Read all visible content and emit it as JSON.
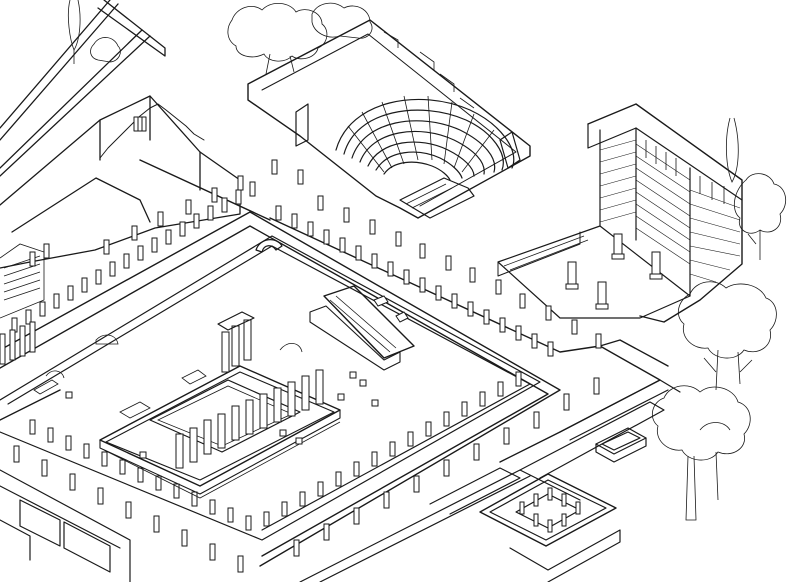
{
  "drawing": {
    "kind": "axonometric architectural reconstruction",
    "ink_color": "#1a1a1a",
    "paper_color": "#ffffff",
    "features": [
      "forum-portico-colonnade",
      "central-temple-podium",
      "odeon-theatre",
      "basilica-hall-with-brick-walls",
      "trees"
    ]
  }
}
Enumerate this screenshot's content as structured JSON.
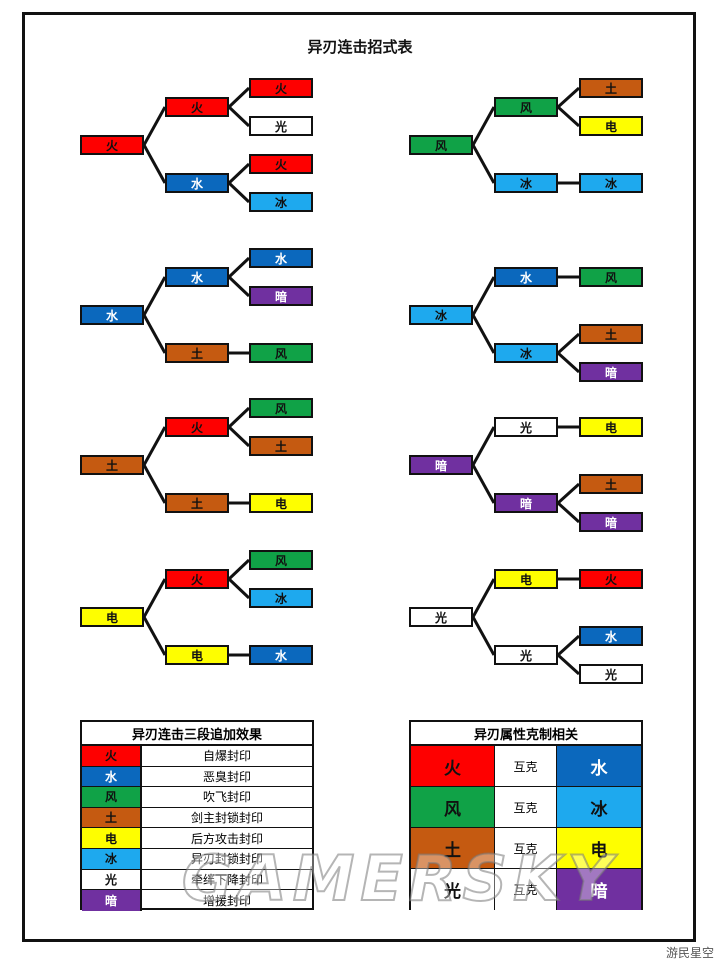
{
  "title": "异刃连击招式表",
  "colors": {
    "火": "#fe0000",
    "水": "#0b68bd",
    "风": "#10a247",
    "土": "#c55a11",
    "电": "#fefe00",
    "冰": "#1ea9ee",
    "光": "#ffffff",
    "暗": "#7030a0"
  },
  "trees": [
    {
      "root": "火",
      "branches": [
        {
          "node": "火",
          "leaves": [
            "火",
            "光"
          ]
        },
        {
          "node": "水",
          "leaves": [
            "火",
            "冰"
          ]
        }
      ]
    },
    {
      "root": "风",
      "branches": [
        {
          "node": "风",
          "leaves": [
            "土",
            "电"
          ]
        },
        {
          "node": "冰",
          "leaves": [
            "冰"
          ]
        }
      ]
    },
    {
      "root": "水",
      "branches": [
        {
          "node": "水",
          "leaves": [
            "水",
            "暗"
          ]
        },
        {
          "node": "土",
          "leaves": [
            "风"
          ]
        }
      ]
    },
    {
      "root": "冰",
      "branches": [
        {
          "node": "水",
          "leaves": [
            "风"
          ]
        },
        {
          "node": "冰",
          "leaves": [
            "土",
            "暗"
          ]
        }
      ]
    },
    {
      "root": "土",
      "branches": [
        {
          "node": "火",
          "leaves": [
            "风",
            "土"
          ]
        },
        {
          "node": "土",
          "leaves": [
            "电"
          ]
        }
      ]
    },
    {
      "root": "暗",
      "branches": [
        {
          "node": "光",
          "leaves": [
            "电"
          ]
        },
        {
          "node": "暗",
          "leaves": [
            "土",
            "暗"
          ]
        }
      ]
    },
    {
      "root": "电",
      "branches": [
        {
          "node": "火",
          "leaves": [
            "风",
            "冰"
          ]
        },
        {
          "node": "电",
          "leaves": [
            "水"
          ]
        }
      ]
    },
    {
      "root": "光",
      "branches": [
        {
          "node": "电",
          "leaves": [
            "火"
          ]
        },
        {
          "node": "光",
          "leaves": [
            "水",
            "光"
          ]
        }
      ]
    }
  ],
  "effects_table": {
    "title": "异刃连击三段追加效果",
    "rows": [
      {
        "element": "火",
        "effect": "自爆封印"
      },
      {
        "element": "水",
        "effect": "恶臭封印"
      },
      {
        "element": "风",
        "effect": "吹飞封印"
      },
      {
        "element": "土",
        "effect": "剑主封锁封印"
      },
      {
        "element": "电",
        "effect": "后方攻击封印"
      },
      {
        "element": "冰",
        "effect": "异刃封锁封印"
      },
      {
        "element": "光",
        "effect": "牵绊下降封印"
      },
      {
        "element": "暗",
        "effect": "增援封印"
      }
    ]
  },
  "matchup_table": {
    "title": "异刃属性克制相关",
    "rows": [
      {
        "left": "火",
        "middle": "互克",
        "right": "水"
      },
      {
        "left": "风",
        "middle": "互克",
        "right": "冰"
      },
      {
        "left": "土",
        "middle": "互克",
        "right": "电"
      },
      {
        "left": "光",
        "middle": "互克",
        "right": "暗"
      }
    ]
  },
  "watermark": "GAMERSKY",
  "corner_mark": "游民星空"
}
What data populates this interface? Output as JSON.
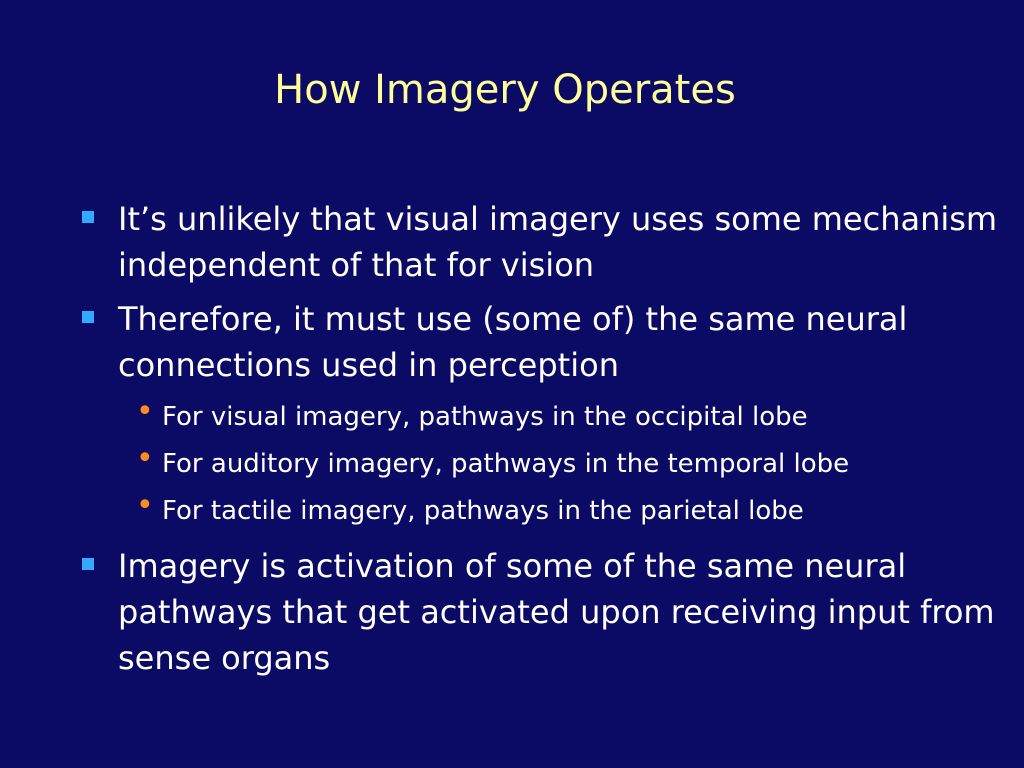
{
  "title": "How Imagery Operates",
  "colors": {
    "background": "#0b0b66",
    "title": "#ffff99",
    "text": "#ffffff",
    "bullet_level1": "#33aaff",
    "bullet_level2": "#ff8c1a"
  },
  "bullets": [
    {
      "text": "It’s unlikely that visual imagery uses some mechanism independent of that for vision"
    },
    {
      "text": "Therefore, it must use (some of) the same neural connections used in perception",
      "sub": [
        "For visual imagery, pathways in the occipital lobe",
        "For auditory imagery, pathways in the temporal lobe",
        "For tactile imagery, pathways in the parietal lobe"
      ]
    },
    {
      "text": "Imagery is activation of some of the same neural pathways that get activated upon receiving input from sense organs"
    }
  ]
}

______________________________

[Set exercise] Copy nothing outside the span: please output the lines from the one with "What data populates" through the end of the entries above, and skip the pictures.

[Exercise answer]
What data populates this interface? Output as JSON.
{
  "title": "How Imagery Operates",
  "colors": {
    "background": "#0b0b66",
    "title": "#ffff99",
    "text": "#ffffff",
    "bullet_level1": "#33aaff",
    "bullet_level2": "#ff8c1a"
  },
  "bullets": [
    {
      "text": "It’s unlikely that visual imagery uses some mechanism independent of that for vision"
    },
    {
      "text": "Therefore, it must use (some of) the same neural connections used in perception",
      "sub": [
        "For visual imagery, pathways in the occipital lobe",
        "For auditory imagery, pathways in the temporal lobe",
        "For tactile imagery, pathways in the parietal lobe"
      ]
    },
    {
      "text": "Imagery is activation of some of the same neural pathways that get activated upon receiving input from sense organs"
    }
  ]
}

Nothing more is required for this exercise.